◆ WORK TO DO ◆
Reproduce every line of the material below without alteration, leaving the pictures out of your answer.

---------- RECORDS SHOWN

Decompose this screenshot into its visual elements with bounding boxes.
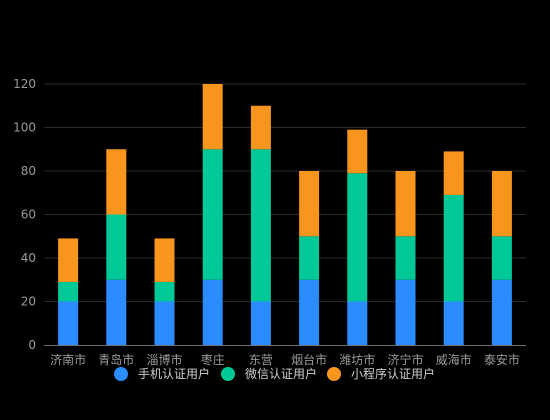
legend-label: 小程序认证用户 [351,366,435,381]
legend-label: 手机认证用户 [138,366,210,381]
bar-segment [299,279,320,345]
bar-segment [347,173,368,302]
bar-segment [299,171,320,237]
y-tick-label: 80 [21,164,36,178]
legend: 手机认证用户 微信认证用户 小程序认证用户 [114,366,435,381]
bar-segment [395,236,416,280]
y-tick-label: 100 [13,121,36,135]
x-tick-label: 威海市 [436,352,472,367]
bar-segment [443,151,464,195]
x-tick-label: 淄博市 [146,352,182,367]
bar-segment [250,105,271,150]
bar-segment [443,194,464,302]
bar-segment [250,301,271,345]
y-tick-label: 0 [28,338,36,352]
y-tick-label: 40 [21,251,36,265]
bar-segment [491,279,512,345]
legend-marker [221,367,235,381]
x-tick-label: 济宁市 [387,352,423,367]
x-tick-label: 东营 [249,353,273,367]
x-tick-label: 青岛市 [98,352,134,367]
y-axis: 0 20 40 60 80 100 120 [13,77,36,352]
bar-segment [299,236,320,280]
bars [58,84,512,345]
legend-marker [114,367,128,381]
x-tick-label: 济南市 [50,352,86,367]
bar-segment [58,281,79,302]
y-tick-label: 60 [21,208,36,222]
bar-segment [250,149,271,302]
bar-segment [154,281,175,302]
bar-segment [347,301,368,345]
x-tick-label: 潍坊市 [339,352,375,367]
x-axis: 济南市 青岛市 淄博市 枣庄 东营 烟台市 潍坊市 济宁市 威海市 泰安市 [50,352,520,367]
x-tick-label: 枣庄 [201,352,225,367]
bar-segment [106,214,127,280]
y-tick-label: 120 [13,77,36,91]
bar-segment [106,149,127,215]
bar-segment [202,149,223,280]
x-tick-label: 泰安市 [484,352,520,367]
bar-segment [491,171,512,237]
bar-segment [202,84,223,150]
bar-segment [106,279,127,345]
bar-segment [58,301,79,345]
bar-segment [58,238,79,282]
bar-segment [395,171,416,237]
bar-segment [202,279,223,345]
y-tick-label: 20 [21,295,36,309]
bar-segment [395,279,416,345]
legend-label: 微信认证用户 [245,366,317,381]
bar-segment [154,238,175,282]
bar-segment [154,301,175,345]
bar-segment [491,236,512,280]
x-tick-label: 烟台市 [291,352,327,367]
bar-segment [347,129,368,174]
bar-segment [443,301,464,345]
legend-marker [327,367,341,381]
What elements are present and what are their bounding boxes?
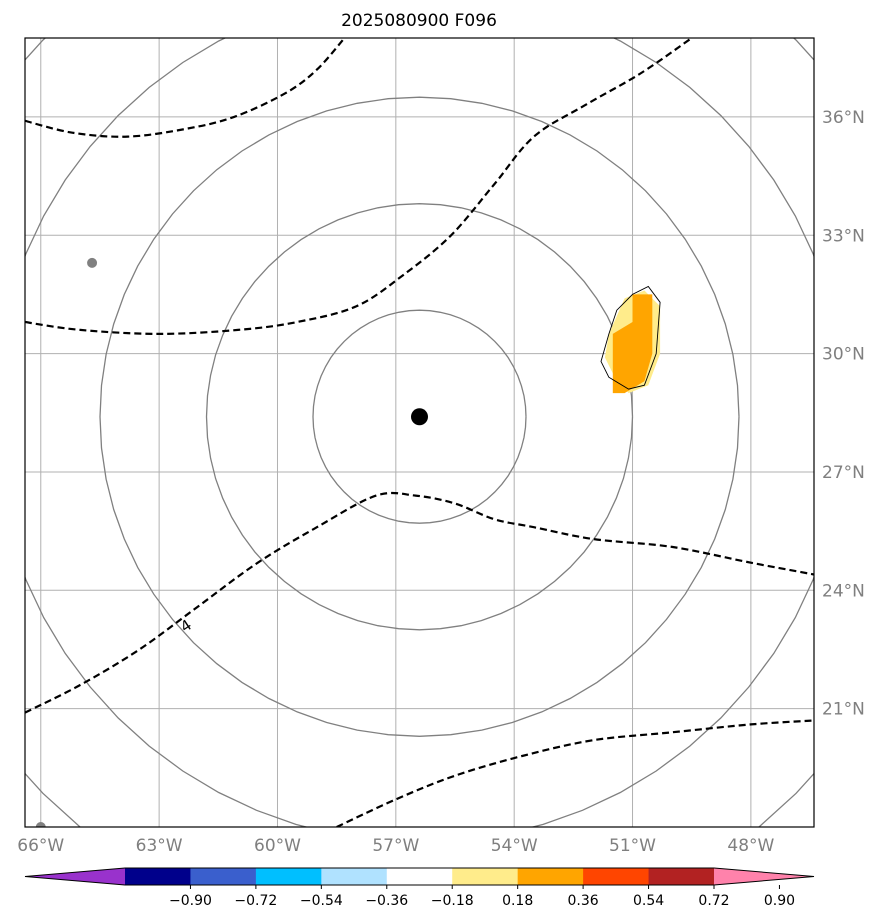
dashed-contours: 4 bbox=[25, 38, 814, 827]
colorbar-tick-label: −0.90 bbox=[169, 893, 212, 909]
lon-tick-label: 66°W bbox=[17, 836, 64, 856]
lat-tick-label: 36°N bbox=[822, 108, 865, 128]
colorbar: −0.90 −0.72 −0.54 −0.36 −0.18 0.18 0.36 0.54 0.7… bbox=[24, 867, 815, 909]
dashed-contour-line bbox=[25, 491, 814, 714]
storm-center-marker bbox=[411, 408, 428, 426]
longitude-ticks: 66°W 63°W 60°W 57°W 54°W 51°W 48°W bbox=[17, 836, 774, 856]
range-ring bbox=[312, 309, 527, 524]
chart-title: 2025080900 F096 bbox=[341, 11, 497, 31]
colorbar-bin bbox=[648, 868, 715, 885]
range-ring bbox=[99, 96, 740, 737]
colorbar-bin bbox=[452, 868, 519, 885]
gray-point-marker bbox=[35, 822, 46, 827]
lon-tick-label: 57°W bbox=[372, 836, 419, 856]
anomaly-outline bbox=[600, 285, 661, 390]
lat-tick-label: 21°N bbox=[822, 700, 865, 720]
colorbar-bin bbox=[255, 868, 322, 885]
colorbar-tick-label: 0.36 bbox=[568, 893, 599, 909]
colorbar-tick-label: −0.36 bbox=[365, 893, 408, 909]
map-frame bbox=[24, 37, 815, 828]
colorbar-bin bbox=[190, 868, 257, 885]
lat-tick-label: 33°N bbox=[822, 226, 865, 246]
lat-tick-label: 30°N bbox=[822, 345, 865, 365]
colorbar-tick-label: 0.18 bbox=[502, 893, 533, 909]
graticule bbox=[25, 38, 814, 827]
lon-tick-label: 51°W bbox=[609, 836, 656, 856]
anomaly-fill-orange bbox=[612, 294, 653, 394]
colorbar-tick-label: −0.18 bbox=[431, 893, 474, 909]
lon-tick-label: 48°W bbox=[727, 836, 774, 856]
dashed-contour-line bbox=[336, 719, 814, 827]
colorbar-bin bbox=[583, 868, 650, 885]
range-ring bbox=[25, 38, 814, 827]
colorbar-tick-label: −0.72 bbox=[234, 893, 277, 909]
lon-tick-label: 60°W bbox=[254, 836, 301, 856]
colorbar-extend-high bbox=[714, 868, 814, 885]
anomaly-patch bbox=[600, 285, 661, 394]
colorbar-tick-label: 0.54 bbox=[633, 893, 664, 909]
range-ring bbox=[205, 203, 634, 631]
gray-point-marker bbox=[87, 257, 98, 268]
dashed-contour-line bbox=[25, 38, 693, 336]
lon-tick-label: 63°W bbox=[136, 836, 183, 856]
lat-tick-label: 24°N bbox=[822, 581, 865, 601]
colorbar-bin bbox=[125, 868, 191, 885]
colorbar-bin bbox=[517, 868, 584, 885]
colorbar-tick-label: 0.90 bbox=[764, 893, 795, 909]
lon-tick-label: 54°W bbox=[491, 836, 538, 856]
latitude-ticks: 21°N 24°N 27°N 30°N 33°N 36°N bbox=[822, 108, 865, 720]
colorbar-extend-low bbox=[25, 868, 125, 885]
colorbar-bin bbox=[321, 868, 388, 885]
colorbar-tick-label: −0.54 bbox=[300, 893, 343, 909]
colorbar-outline bbox=[24, 867, 815, 886]
map-background bbox=[25, 38, 814, 827]
dashed-contour-line bbox=[25, 38, 346, 138]
colorbar-bin bbox=[386, 868, 453, 885]
lat-tick-label: 27°N bbox=[822, 463, 865, 483]
colorbar-tick-label: 0.72 bbox=[698, 893, 729, 909]
points bbox=[35, 257, 428, 827]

--------------------

◆ OUTPUT ◆
Decompose this screenshot into its visual elements with bounding boxes.
legend-label: 小程序认证用户 [351,366,435,381]
legend-label: 手机认证用户 [138,366,210,381]
bar-segment [299,279,320,345]
bar-segment [347,173,368,302]
bar-segment [299,171,320,237]
y-tick-label: 80 [21,164,36,178]
legend: 手机认证用户 微信认证用户 小程序认证用户 [114,366,435,381]
bar-segment [395,236,416,280]
y-tick-label: 100 [13,121,36,135]
x-tick-label: 威海市 [436,352,472,367]
bar-segment [443,151,464,195]
x-tick-label: 淄博市 [146,352,182,367]
bar-segment [250,105,271,150]
bar-segment [443,194,464,302]
bar-segment [250,301,271,345]
y-tick-label: 0 [28,338,36,352]
y-tick-label: 40 [21,251,36,265]
bar-segment [491,279,512,345]
legend-marker [221,367,235,381]
x-tick-label: 济宁市 [387,352,423,367]
x-tick-label: 东营 [249,353,273,367]
x-tick-label: 青岛市 [98,352,134,367]
y-axis: 0 20 40 60 80 100 120 [13,77,36,352]
bar-segment [299,236,320,280]
bars [58,84,512,345]
legend-marker [114,367,128,381]
x-tick-label: 济南市 [50,352,86,367]
bar-segment [58,281,79,302]
y-tick-label: 60 [21,208,36,222]
bar-segment [250,149,271,302]
bar-segment [154,281,175,302]
bar-segment [347,301,368,345]
x-tick-label: 潍坊市 [339,352,375,367]
x-axis: 济南市 青岛市 淄博市 枣庄 东营 烟台市 潍坊市 济宁市 威海市 泰安市 [50,352,520,367]
x-tick-label: 枣庄 [201,352,225,367]
bar-segment [106,214,127,280]
y-tick-label: 120 [13,77,36,91]
bar-segment [106,149,127,215]
bar-segment [202,149,223,280]
x-tick-label: 泰安市 [484,352,520,367]
bar-segment [491,171,512,237]
bar-segment [202,84,223,150]
bar-segment [106,279,127,345]
bar-segment [58,301,79,345]
bar-segment [58,238,79,282]
bar-segment [395,171,416,237]
bar-segment [202,279,223,345]
y-tick-label: 20 [21,295,36,309]
bar-segment [395,279,416,345]
legend-label: 微信认证用户 [245,366,317,381]
bar-segment [154,238,175,282]
bar-segment [154,301,175,345]
bar-segment [491,236,512,280]
x-tick-label: 烟台市 [291,352,327,367]
bar-segment [347,129,368,174]
bar-segment [443,301,464,345]
legend-marker [327,367,341,381]
What elements are present and what are their bounding boxes?
dashed-contours: 4 bbox=[25, 38, 814, 827]
colorbar-tick-label: −0.90 bbox=[169, 893, 212, 909]
lon-tick-label: 66°W bbox=[17, 836, 64, 856]
lat-tick-label: 36°N bbox=[822, 108, 865, 128]
colorbar: −0.90 −0.72 −0.54 −0.36 −0.18 0.18 0.36 0.54 0.7… bbox=[24, 867, 815, 909]
dashed-contour-line bbox=[25, 491, 814, 714]
storm-center-marker bbox=[411, 408, 428, 426]
longitude-ticks: 66°W 63°W 60°W 57°W 54°W 51°W 48°W bbox=[17, 836, 774, 856]
range-ring bbox=[312, 309, 527, 524]
chart-title: 2025080900 F096 bbox=[341, 11, 497, 31]
colorbar-bin bbox=[648, 868, 715, 885]
range-ring bbox=[99, 96, 740, 737]
colorbar-bin bbox=[452, 868, 519, 885]
gray-point-marker bbox=[35, 822, 46, 827]
lon-tick-label: 57°W bbox=[372, 836, 419, 856]
anomaly-outline bbox=[600, 285, 661, 390]
lat-tick-label: 21°N bbox=[822, 700, 865, 720]
colorbar-bin bbox=[255, 868, 322, 885]
colorbar-tick-label: 0.36 bbox=[568, 893, 599, 909]
colorbar-tick-label: −0.36 bbox=[365, 893, 408, 909]
map-frame bbox=[24, 37, 815, 828]
colorbar-bin bbox=[190, 868, 257, 885]
lat-tick-label: 33°N bbox=[822, 226, 865, 246]
lat-tick-label: 30°N bbox=[822, 345, 865, 365]
colorbar-tick-label: 0.18 bbox=[502, 893, 533, 909]
graticule bbox=[25, 38, 814, 827]
lon-tick-label: 51°W bbox=[609, 836, 656, 856]
anomaly-fill-orange bbox=[612, 294, 653, 394]
colorbar-tick-label: −0.18 bbox=[431, 893, 474, 909]
lon-tick-label: 48°W bbox=[727, 836, 774, 856]
dashed-contour-line bbox=[336, 719, 814, 827]
colorbar-bin bbox=[583, 868, 650, 885]
range-ring bbox=[25, 38, 814, 827]
colorbar-tick-label: −0.72 bbox=[234, 893, 277, 909]
lon-tick-label: 60°W bbox=[254, 836, 301, 856]
colorbar-extend-high bbox=[714, 868, 814, 885]
anomaly-patch bbox=[600, 285, 661, 394]
colorbar-tick-label: 0.54 bbox=[633, 893, 664, 909]
range-ring bbox=[205, 203, 634, 631]
gray-point-marker bbox=[87, 257, 98, 268]
dashed-contour-line bbox=[25, 38, 693, 336]
lon-tick-label: 63°W bbox=[136, 836, 183, 856]
lat-tick-label: 24°N bbox=[822, 581, 865, 601]
colorbar-bin bbox=[125, 868, 191, 885]
colorbar-bin bbox=[517, 868, 584, 885]
colorbar-tick-label: 0.90 bbox=[764, 893, 795, 909]
lon-tick-label: 54°W bbox=[491, 836, 538, 856]
latitude-ticks: 21°N 24°N 27°N 30°N 33°N 36°N bbox=[822, 108, 865, 720]
colorbar-extend-low bbox=[25, 868, 125, 885]
colorbar-bin bbox=[321, 868, 388, 885]
colorbar-tick-label: −0.54 bbox=[300, 893, 343, 909]
colorbar-outline bbox=[24, 867, 815, 886]
map-background bbox=[25, 38, 814, 827]
dashed-contour-line bbox=[25, 38, 346, 138]
colorbar-bin bbox=[386, 868, 453, 885]
lat-tick-label: 27°N bbox=[822, 463, 865, 483]
colorbar-tick-label: 0.72 bbox=[698, 893, 729, 909]
points bbox=[35, 257, 428, 827]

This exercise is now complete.